Data rows:
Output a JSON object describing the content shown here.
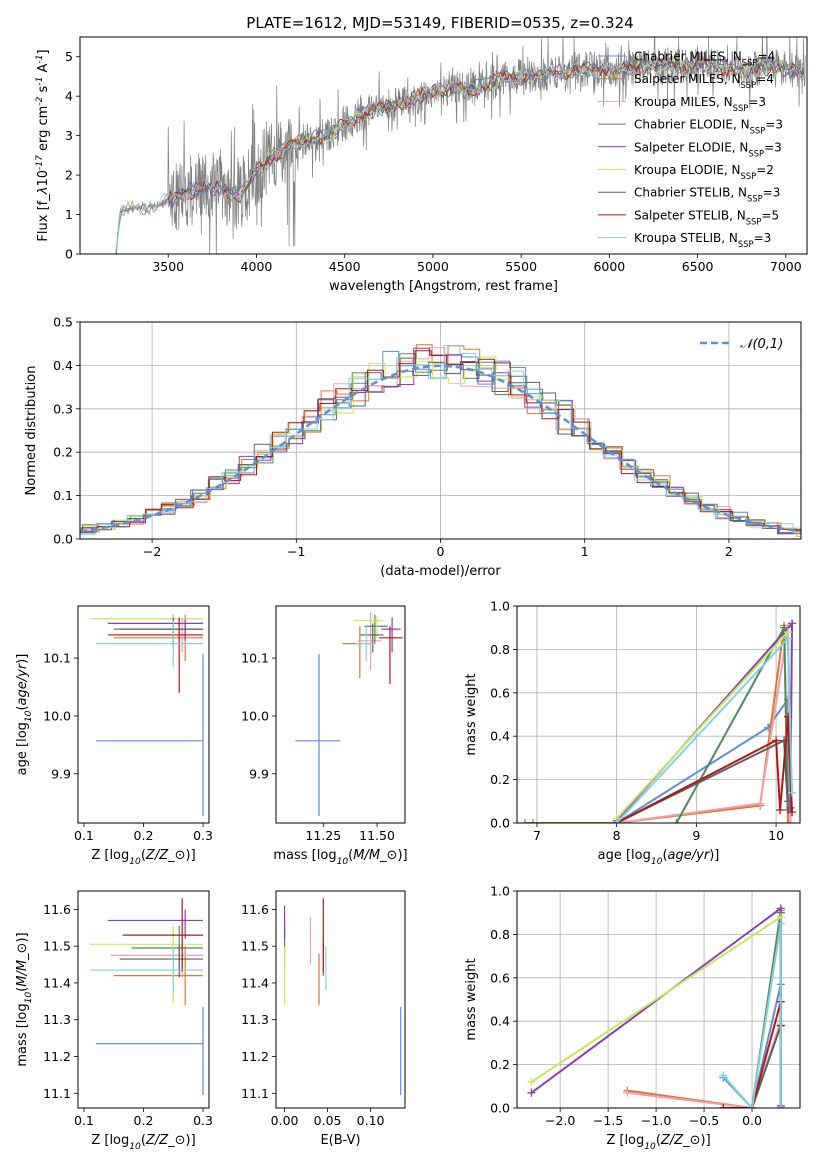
{
  "figure": {
    "title": "PLATE=1612, MJD=53149, FIBERID=0535, z=0.324"
  },
  "models": [
    {
      "label": "Chabrier MILES, N$_{SSP}$=4",
      "name": "Chabrier MILES",
      "n": "4",
      "color": "#5b8fd6"
    },
    {
      "label": "Salpeter MILES, N$_{SSP}$=4",
      "name": "Salpeter MILES",
      "n": "4",
      "color": "#e0762c"
    },
    {
      "label": "Kroupa MILES, N$_{SSP}$=3",
      "name": "Kroupa MILES",
      "n": "3",
      "color": "#f0a0b0"
    },
    {
      "label": "Chabrier ELODIE, N$_{SSP}$=3",
      "name": "Chabrier ELODIE",
      "n": "3",
      "color": "#4f8a5e"
    },
    {
      "label": "Salpeter ELODIE, N$_{SSP}$=3",
      "name": "Salpeter ELODIE",
      "n": "3",
      "color": "#8c3fb3"
    },
    {
      "label": "Kroupa ELODIE, N$_{SSP}$=2",
      "name": "Kroupa ELODIE",
      "n": "2",
      "color": "#c8e85a"
    },
    {
      "label": "Chabrier STELIB, N$_{SSP}$=3",
      "name": "Chabrier STELIB",
      "n": "3",
      "color": "#606060"
    },
    {
      "label": "Salpeter STELIB, N$_{SSP}$=5",
      "name": "Salpeter STELIB",
      "n": "5",
      "color": "#b01818"
    },
    {
      "label": "Kroupa STELIB, N$_{SSP}$=3",
      "name": "Kroupa STELIB",
      "n": "3",
      "color": "#7fd3df"
    }
  ],
  "chart_data": [
    {
      "id": "spectrum",
      "type": "line",
      "title": "PLATE=1612, MJD=53149, FIBERID=0535, z=0.324",
      "xlabel": "wavelength [Angstrom, rest frame]",
      "ylabel": "Flux [f$_\\lambda$10$^{-17}$ erg cm$^{-2}$ s$^{-1}$ A$^{-1}$]",
      "xlim": [
        3000,
        7120
      ],
      "ylim": [
        0,
        5.5
      ],
      "xticks": [
        3500,
        4000,
        4500,
        5000,
        5500,
        6000,
        6500,
        7000
      ],
      "yticks": [
        0,
        1,
        2,
        3,
        4,
        5
      ],
      "grid": false,
      "legend": "upper right",
      "data_color": "#808080",
      "data_points": [
        [
          3200,
          0.0
        ],
        [
          3230,
          1.1
        ],
        [
          3300,
          1.15
        ],
        [
          3400,
          1.2
        ],
        [
          3500,
          1.35
        ],
        [
          3600,
          1.55
        ],
        [
          3700,
          1.7
        ],
        [
          3800,
          1.65
        ],
        [
          3900,
          1.45
        ],
        [
          4000,
          2.1
        ],
        [
          4100,
          2.5
        ],
        [
          4200,
          2.75
        ],
        [
          4300,
          2.9
        ],
        [
          4400,
          3.0
        ],
        [
          4500,
          3.3
        ],
        [
          4600,
          3.55
        ],
        [
          4700,
          3.7
        ],
        [
          4800,
          3.8
        ],
        [
          4900,
          3.95
        ],
        [
          5000,
          4.1
        ],
        [
          5100,
          4.2
        ],
        [
          5200,
          4.15
        ],
        [
          5300,
          4.3
        ],
        [
          5400,
          4.45
        ],
        [
          5500,
          4.5
        ],
        [
          5600,
          4.55
        ],
        [
          5700,
          4.6
        ],
        [
          5800,
          4.65
        ],
        [
          5900,
          4.7
        ],
        [
          6000,
          4.65
        ],
        [
          6100,
          4.7
        ],
        [
          6200,
          4.75
        ],
        [
          6300,
          4.8
        ],
        [
          6400,
          4.75
        ],
        [
          6500,
          4.8
        ],
        [
          6600,
          4.75
        ],
        [
          6700,
          4.7
        ],
        [
          6800,
          4.65
        ],
        [
          6900,
          4.75
        ],
        [
          7000,
          4.7
        ],
        [
          7100,
          4.6
        ]
      ],
      "model_start": [
        3200,
        3200,
        3500,
        3500,
        3500,
        3900,
        3500,
        3500,
        3200
      ]
    },
    {
      "id": "residual_histogram",
      "type": "histogram",
      "xlabel": "(data-model)/error",
      "ylabel": "Normed distribution",
      "xlim": [
        -2.5,
        2.5
      ],
      "ylim": [
        0,
        0.5
      ],
      "xticks": [
        -2,
        -1,
        0,
        1,
        2
      ],
      "yticks": [
        0.0,
        0.1,
        0.2,
        0.3,
        0.4,
        0.5
      ],
      "grid": true,
      "reference_curve": {
        "label": "$\\mathcal{N}(0,1)$",
        "mean": 0,
        "sigma": 1
      },
      "bin_width": 0.11,
      "x_range": [
        -2.6,
        2.6
      ],
      "hist_offsets": [
        0.0,
        0.012,
        -0.01,
        0.008,
        -0.006,
        0.015,
        -0.012,
        0.004,
        -0.015
      ]
    },
    {
      "id": "age_vs_Z",
      "type": "errorbar",
      "xlabel": "Z [log$_{10}$($Z/Z_\\odot$)]",
      "ylabel": "age  [log$_{10}$($age/yr$)]",
      "xlim": [
        0.09,
        0.31
      ],
      "ylim": [
        9.815,
        10.19
      ],
      "xticks": [
        0.1,
        0.2,
        0.3
      ],
      "yticks": [
        9.9,
        10.0,
        10.1
      ],
      "points": [
        {
          "x": 0.3,
          "y": 9.957,
          "xerr": [
            0.18,
            0.0
          ],
          "yerr": [
            0.13,
            0.15
          ]
        },
        {
          "x": 0.27,
          "y": 10.135,
          "xerr": [
            0.12,
            0.03
          ],
          "yerr": [
            0.04,
            0.04
          ]
        },
        {
          "x": 0.265,
          "y": 10.14,
          "xerr": [
            0.12,
            0.035
          ],
          "yerr": [
            0.03,
            0.03
          ]
        },
        {
          "x": 0.25,
          "y": 10.15,
          "xerr": [
            0.1,
            0.05
          ],
          "yerr": [
            0.03,
            0.025
          ]
        },
        {
          "x": 0.27,
          "y": 10.16,
          "xerr": [
            0.13,
            0.03
          ],
          "yerr": [
            0.03,
            0.01
          ]
        },
        {
          "x": 0.25,
          "y": 10.168,
          "xerr": [
            0.14,
            0.05
          ],
          "yerr": [
            0.04,
            0.006
          ]
        },
        {
          "x": 0.25,
          "y": 10.15,
          "xerr": [
            0.09,
            0.05
          ],
          "yerr": [
            0.03,
            0.02
          ]
        },
        {
          "x": 0.26,
          "y": 10.14,
          "xerr": [
            0.12,
            0.04
          ],
          "yerr": [
            0.1,
            0.03
          ]
        },
        {
          "x": 0.25,
          "y": 10.125,
          "xerr": [
            0.13,
            0.05
          ],
          "yerr": [
            0.04,
            0.04
          ]
        }
      ]
    },
    {
      "id": "age_vs_mass",
      "type": "errorbar",
      "xlabel": "mass [log$_{10}$($M/M_\\odot$)]",
      "ylabel": "",
      "xlim": [
        11.03,
        11.63
      ],
      "ylim": [
        9.815,
        10.19
      ],
      "xticks": [
        11.25,
        11.5
      ],
      "yticks": [
        9.9,
        10.0,
        10.1
      ],
      "points": [
        {
          "x": 11.23,
          "y": 9.957,
          "xerr": [
            0.11,
            0.1
          ],
          "yerr": [
            0.13,
            0.15
          ]
        },
        {
          "x": 11.42,
          "y": 10.125,
          "xerr": [
            0.08,
            0.05
          ],
          "yerr": [
            0.06,
            0.03
          ]
        },
        {
          "x": 11.47,
          "y": 10.13,
          "xerr": [
            0.06,
            0.05
          ],
          "yerr": [
            0.05,
            0.05
          ]
        },
        {
          "x": 11.49,
          "y": 10.155,
          "xerr": [
            0.05,
            0.06
          ],
          "yerr": [
            0.03,
            0.02
          ]
        },
        {
          "x": 11.57,
          "y": 10.15,
          "xerr": [
            0.05,
            0.04
          ],
          "yerr": [
            0.04,
            0.02
          ]
        },
        {
          "x": 11.5,
          "y": 10.165,
          "xerr": [
            0.11,
            0.03
          ],
          "yerr": [
            0.03,
            0.007
          ]
        },
        {
          "x": 11.48,
          "y": 10.14,
          "xerr": [
            0.06,
            0.05
          ],
          "yerr": [
            0.03,
            0.02
          ]
        },
        {
          "x": 11.56,
          "y": 10.135,
          "xerr": [
            0.05,
            0.06
          ],
          "yerr": [
            0.08,
            0.02
          ]
        },
        {
          "x": 11.45,
          "y": 10.125,
          "xerr": [
            0.05,
            0.04
          ],
          "yerr": [
            0.03,
            0.03
          ]
        }
      ]
    },
    {
      "id": "mass_weight_vs_age",
      "type": "line",
      "xlabel": "age  [log$_{10}$($age/yr$)]",
      "ylabel": "mass weight",
      "xlim": [
        6.75,
        10.3
      ],
      "ylim": [
        0,
        1
      ],
      "xticks": [
        7,
        8,
        9,
        10
      ],
      "yticks": [
        0.0,
        0.2,
        0.4,
        0.6,
        0.8,
        1.0
      ],
      "grid": true,
      "series": [
        {
          "x": [
            6.85,
            8.0,
            9.9,
            10.15,
            10.18
          ],
          "y": [
            0.0,
            0.0,
            0.44,
            0.57,
            0.0
          ]
        },
        {
          "x": [
            6.95,
            8.0,
            9.8,
            10.1,
            10.15
          ],
          "y": [
            0.0,
            0.0,
            0.08,
            0.91,
            0.0
          ]
        },
        {
          "x": [
            8.0,
            9.8,
            10.15,
            10.18
          ],
          "y": [
            0.0,
            0.09,
            0.9,
            0.0
          ]
        },
        {
          "x": [
            8.75,
            10.1,
            10.15
          ],
          "y": [
            0.0,
            0.9,
            0.1
          ]
        },
        {
          "x": [
            8.0,
            10.2,
            10.18
          ],
          "y": [
            0.01,
            0.92,
            0.07
          ]
        },
        {
          "x": [
            8.0,
            10.15
          ],
          "y": [
            0.02,
            0.88
          ]
        },
        {
          "x": [
            8.0,
            10.1,
            10.15
          ],
          "y": [
            0.0,
            0.38,
            0.06
          ]
        },
        {
          "x": [
            8.0,
            10.0,
            10.05,
            10.15,
            10.2
          ],
          "y": [
            0.0,
            0.38,
            0.06,
            0.49,
            0.05
          ]
        },
        {
          "x": [
            8.0,
            10.15,
            10.2
          ],
          "y": [
            0.0,
            0.85,
            0.14
          ]
        }
      ]
    },
    {
      "id": "mass_vs_Z",
      "type": "errorbar",
      "xlabel": "Z [log$_{10}$($Z/Z_\\odot$)]",
      "ylabel": "mass [log$_{10}$($M/M_\\odot$)]",
      "xlim": [
        0.09,
        0.31
      ],
      "ylim": [
        11.06,
        11.65
      ],
      "xticks": [
        0.1,
        0.2,
        0.3
      ],
      "yticks": [
        11.1,
        11.2,
        11.3,
        11.4,
        11.5,
        11.6
      ],
      "points": [
        {
          "x": 0.3,
          "y": 11.235,
          "xerr": [
            0.18,
            0.0
          ],
          "yerr": [
            0.14,
            0.1
          ]
        },
        {
          "x": 0.27,
          "y": 11.42,
          "xerr": [
            0.12,
            0.03
          ],
          "yerr": [
            0.08,
            0.08
          ]
        },
        {
          "x": 0.265,
          "y": 11.475,
          "xerr": [
            0.12,
            0.035
          ],
          "yerr": [
            0.06,
            0.05
          ]
        },
        {
          "x": 0.26,
          "y": 11.495,
          "xerr": [
            0.08,
            0.04
          ],
          "yerr": [
            0.06,
            0.06
          ]
        },
        {
          "x": 0.27,
          "y": 11.57,
          "xerr": [
            0.13,
            0.03
          ],
          "yerr": [
            0.05,
            0.03
          ]
        },
        {
          "x": 0.25,
          "y": 11.505,
          "xerr": [
            0.14,
            0.05
          ],
          "yerr": [
            0.16,
            0.05
          ]
        },
        {
          "x": 0.26,
          "y": 11.465,
          "xerr": [
            0.1,
            0.04
          ],
          "yerr": [
            0.05,
            0.04
          ]
        },
        {
          "x": 0.265,
          "y": 11.53,
          "xerr": [
            0.1,
            0.035
          ],
          "yerr": [
            0.1,
            0.1
          ]
        },
        {
          "x": 0.25,
          "y": 11.435,
          "xerr": [
            0.14,
            0.05
          ],
          "yerr": [
            0.06,
            0.06
          ]
        }
      ]
    },
    {
      "id": "mass_vs_ebv",
      "type": "errorbar",
      "xlabel": "E(B-V)",
      "ylabel": "",
      "xlim": [
        -0.01,
        0.14
      ],
      "ylim": [
        11.06,
        11.65
      ],
      "xticks": [
        0.0,
        0.05,
        0.1
      ],
      "yticks": [
        11.1,
        11.2,
        11.3,
        11.4,
        11.5,
        11.6
      ],
      "points": [
        {
          "x": 0.135,
          "y": 11.235,
          "xerr": [
            0,
            0
          ],
          "yerr": [
            0.14,
            0.1
          ]
        },
        {
          "x": 0.04,
          "y": 11.42,
          "xerr": [
            0,
            0
          ],
          "yerr": [
            0.08,
            0.06
          ]
        },
        {
          "x": 0.03,
          "y": 11.52,
          "xerr": [
            0,
            0
          ],
          "yerr": [
            0.07,
            0.06
          ]
        },
        {
          "x": 0.0,
          "y": 11.5,
          "xerr": [
            0,
            0
          ],
          "yerr": [
            0.06,
            0.06
          ]
        },
        {
          "x": 0.0,
          "y": 11.57,
          "xerr": [
            0,
            0
          ],
          "yerr": [
            0.05,
            0.04
          ]
        },
        {
          "x": 0.0,
          "y": 11.42,
          "xerr": [
            0,
            0
          ],
          "yerr": [
            0.08,
            0.08
          ]
        },
        {
          "x": 0.045,
          "y": 11.47,
          "xerr": [
            0,
            0
          ],
          "yerr": [
            0.05,
            0.04
          ]
        },
        {
          "x": 0.045,
          "y": 11.53,
          "xerr": [
            0,
            0
          ],
          "yerr": [
            0.1,
            0.1
          ]
        },
        {
          "x": 0.048,
          "y": 11.44,
          "xerr": [
            0,
            0
          ],
          "yerr": [
            0.06,
            0.06
          ]
        }
      ]
    },
    {
      "id": "mass_weight_vs_Z",
      "type": "line",
      "xlabel": "Z [log$_{10}$($Z/Z_\\odot$)]",
      "ylabel": "mass weight",
      "xlim": [
        -2.45,
        0.5
      ],
      "ylim": [
        0,
        1
      ],
      "xticks": [
        -2.0,
        -1.5,
        -1.0,
        -0.5,
        0.0
      ],
      "yticks": [
        0.0,
        0.2,
        0.4,
        0.6,
        0.8,
        1.0
      ],
      "grid": true,
      "series": [
        {
          "x": [
            -0.3,
            0.0,
            0.3,
            0.3
          ],
          "y": [
            0.14,
            0.0,
            0.57,
            0.0
          ]
        },
        {
          "x": [
            -1.3,
            0.0,
            0.3,
            0.3
          ],
          "y": [
            0.08,
            0.0,
            0.91,
            0.0
          ]
        },
        {
          "x": [
            -1.3,
            0.0,
            0.3,
            0.3
          ],
          "y": [
            0.07,
            0.0,
            0.4,
            0.0
          ]
        },
        {
          "x": [
            -0.3,
            0.0,
            0.3,
            0.3
          ],
          "y": [
            0.0,
            0.0,
            0.9,
            0.0
          ]
        },
        {
          "x": [
            -2.3,
            0.3,
            0.3
          ],
          "y": [
            0.07,
            0.92,
            0.01
          ]
        },
        {
          "x": [
            -2.3,
            0.3
          ],
          "y": [
            0.12,
            0.88
          ]
        },
        {
          "x": [
            -0.3,
            0.0,
            0.3
          ],
          "y": [
            0.0,
            0.0,
            0.38
          ]
        },
        {
          "x": [
            -0.3,
            0.0,
            0.3,
            0.3
          ],
          "y": [
            0.0,
            0.0,
            0.49,
            0.38
          ]
        },
        {
          "x": [
            -0.3,
            0.0,
            0.3,
            0.3
          ],
          "y": [
            0.15,
            0.0,
            0.85,
            0.0
          ]
        }
      ]
    }
  ]
}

Exercise: Look through the entries above; copy each line where the string "PLATE" appears.

Result of the exercise:
    "title": "PLATE=1612, MJD=53149, FIBERID=0535, z=0.324"
      "title": "PLATE=1612, MJD=53149, FIBERID=0535, z=0.324",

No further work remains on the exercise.